Public perception of risk - notably with regards to genetically
modified foods - is the focus of a high-profile conference to take
place in Brussels next week. Senior figures from the worlds of
politics, science and food will explore how perception is formed,
days before the an EU debate that could lift a five-year ban on new
GMO crops and foods.

Risk perception linked to food is of utmost sensitivity in Europe as the consumer remains wary of figures forged in the media and from the mouth of politicians and bureaucrats.

Speaking ahead of the conference on 4-5 December, David Byrne European Commissioner for Health and Consumer Protection highlighted the key aim - how the powers that be can relay risk without appearing alarmist.

"When I speak about food safety or public health issues it is often a real struggle to put the risks in context to give 'the facts' without sounding either alarmist or complacent. Even when the politicians and experts are sure they have given the facts in a balanced way, public and media reaction can still take them by surprise."

Germany's minister for consumer protection, food and agriculture Renate Künast, Spanish minister for agriculture, fisheries and food Miguel Arias Cañete and David Byrne are keynote speakers at the Commission-organised event that expects to gather 600 delegates together from all over Europe.

The outcome of the conference might come in use for next week when a specialist EU committee will discuss European Commission plans to authorise imports of a GM sweetcorn, Bt-11 maize, manufactured by Switzerland's Syngenta, one of the world's largest agrochemicals firm.

If authorised, the move would effectively lift a five-year European ban on new GMO crops and foods, to the delight of the US that has long lobbied for Europe to accept GM crops and to heavy protestations from environmental and consumer groups.

== Work task A ==
According to the article on the Brussels risk conference, how many delegates is the event expected to gather?
== Work task B ==
Write a continuation of the article on the Brussels risk conference, starting after its last sentence.
Nothing in the lines is needed for this work.

== Data excerpts ==
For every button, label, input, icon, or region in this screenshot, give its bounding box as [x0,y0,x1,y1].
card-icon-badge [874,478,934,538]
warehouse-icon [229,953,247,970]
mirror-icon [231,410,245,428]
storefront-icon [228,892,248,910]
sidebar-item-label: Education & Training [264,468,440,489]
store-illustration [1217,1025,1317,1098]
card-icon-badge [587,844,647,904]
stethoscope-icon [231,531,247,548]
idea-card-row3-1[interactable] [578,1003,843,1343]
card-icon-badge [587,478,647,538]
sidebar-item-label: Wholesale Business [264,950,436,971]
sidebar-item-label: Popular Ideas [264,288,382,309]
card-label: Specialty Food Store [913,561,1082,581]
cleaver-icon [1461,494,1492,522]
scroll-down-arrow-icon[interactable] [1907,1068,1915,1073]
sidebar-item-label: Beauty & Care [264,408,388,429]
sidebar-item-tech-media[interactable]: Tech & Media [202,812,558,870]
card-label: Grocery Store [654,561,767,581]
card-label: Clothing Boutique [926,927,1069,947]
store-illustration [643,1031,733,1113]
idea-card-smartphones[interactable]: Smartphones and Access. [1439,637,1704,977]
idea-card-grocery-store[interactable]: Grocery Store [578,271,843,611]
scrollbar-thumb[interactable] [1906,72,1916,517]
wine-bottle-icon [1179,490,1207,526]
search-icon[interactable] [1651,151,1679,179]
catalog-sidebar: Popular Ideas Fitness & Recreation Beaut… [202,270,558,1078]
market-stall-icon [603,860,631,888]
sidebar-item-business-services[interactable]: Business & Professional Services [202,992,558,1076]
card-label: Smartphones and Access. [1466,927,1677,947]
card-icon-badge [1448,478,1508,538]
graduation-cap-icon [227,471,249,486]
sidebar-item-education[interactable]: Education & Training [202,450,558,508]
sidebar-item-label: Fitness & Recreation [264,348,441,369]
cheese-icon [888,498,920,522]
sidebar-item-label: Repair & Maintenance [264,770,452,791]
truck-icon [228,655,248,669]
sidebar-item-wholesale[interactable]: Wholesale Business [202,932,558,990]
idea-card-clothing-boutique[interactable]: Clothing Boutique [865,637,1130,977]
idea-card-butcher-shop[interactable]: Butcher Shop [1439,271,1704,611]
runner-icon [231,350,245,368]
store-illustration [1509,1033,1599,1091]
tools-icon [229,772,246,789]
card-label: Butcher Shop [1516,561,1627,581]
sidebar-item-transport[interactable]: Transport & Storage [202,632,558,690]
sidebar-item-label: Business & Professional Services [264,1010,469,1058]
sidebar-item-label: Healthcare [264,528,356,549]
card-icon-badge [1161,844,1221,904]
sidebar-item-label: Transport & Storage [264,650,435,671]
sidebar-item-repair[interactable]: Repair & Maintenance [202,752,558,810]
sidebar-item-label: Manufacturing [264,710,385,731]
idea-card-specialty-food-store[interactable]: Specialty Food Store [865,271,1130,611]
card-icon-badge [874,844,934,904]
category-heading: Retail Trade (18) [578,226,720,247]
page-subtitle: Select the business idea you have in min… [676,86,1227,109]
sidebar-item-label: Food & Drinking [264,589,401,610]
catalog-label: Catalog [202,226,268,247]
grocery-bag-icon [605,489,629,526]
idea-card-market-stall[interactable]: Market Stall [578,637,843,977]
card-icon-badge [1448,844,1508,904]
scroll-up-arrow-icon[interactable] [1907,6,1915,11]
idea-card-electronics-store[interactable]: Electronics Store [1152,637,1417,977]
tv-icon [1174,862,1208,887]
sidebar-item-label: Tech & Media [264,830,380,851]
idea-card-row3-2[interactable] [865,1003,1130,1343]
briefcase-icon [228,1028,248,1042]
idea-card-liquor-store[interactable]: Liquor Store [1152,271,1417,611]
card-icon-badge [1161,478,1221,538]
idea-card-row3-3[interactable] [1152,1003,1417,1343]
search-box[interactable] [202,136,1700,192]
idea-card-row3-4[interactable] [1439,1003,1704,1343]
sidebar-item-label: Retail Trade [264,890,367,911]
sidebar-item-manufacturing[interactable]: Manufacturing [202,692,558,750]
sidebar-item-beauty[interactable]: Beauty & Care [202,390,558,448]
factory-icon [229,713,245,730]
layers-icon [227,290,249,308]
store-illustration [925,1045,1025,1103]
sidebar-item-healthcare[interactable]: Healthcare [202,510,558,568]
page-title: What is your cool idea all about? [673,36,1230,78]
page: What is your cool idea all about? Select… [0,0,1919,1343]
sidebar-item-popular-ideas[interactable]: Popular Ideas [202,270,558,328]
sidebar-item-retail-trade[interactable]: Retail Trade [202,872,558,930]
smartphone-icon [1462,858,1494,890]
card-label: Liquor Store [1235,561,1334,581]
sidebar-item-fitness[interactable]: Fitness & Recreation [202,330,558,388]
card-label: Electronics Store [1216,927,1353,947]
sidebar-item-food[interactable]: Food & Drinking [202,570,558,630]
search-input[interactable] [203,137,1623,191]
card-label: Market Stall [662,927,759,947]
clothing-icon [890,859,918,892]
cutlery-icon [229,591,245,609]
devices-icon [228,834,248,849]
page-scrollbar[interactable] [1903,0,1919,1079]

== Expected answer A ==
About 600 delegates from all over Europe.

== Expected answer B ==
This committee, comprising officials from the EU's 15 member states, will meet on 8 December. At the Commission conference Dr Simon Barber from Europe's pro-biotechnology body EuropBio will provide the biotech view of risk perception.

Entitled 'Risk Perception: Science, Public Debate and Policy Making,' the programme also includes international perspectives from Dr Angelika Tritscher of the World Health Organisation and Anne Sergeant of the US Environmental Protection Agency as well as EU regulators and experts such as Geoffery Podger of the European Food Safety Authority, Dirk Sterckx MEP and Jean Russotto of law firm Oppenheimer Wolff & Donnelly.

Views from food producers and retailers' will come from Peter Gaemelke of CopaCocega and Gordon Maddan of ASDA Stores.

Players in the food industry - from small to large - can not afford to ignore the subject of risk perception. As an increasing number of rules fall on the shoulders of the industry - not least traceability from farm to fork - there is simply little room to manoeuvre in the domain of risk perception. All stakeholders have an interest to follow the outcome of this highy charged Commission conference.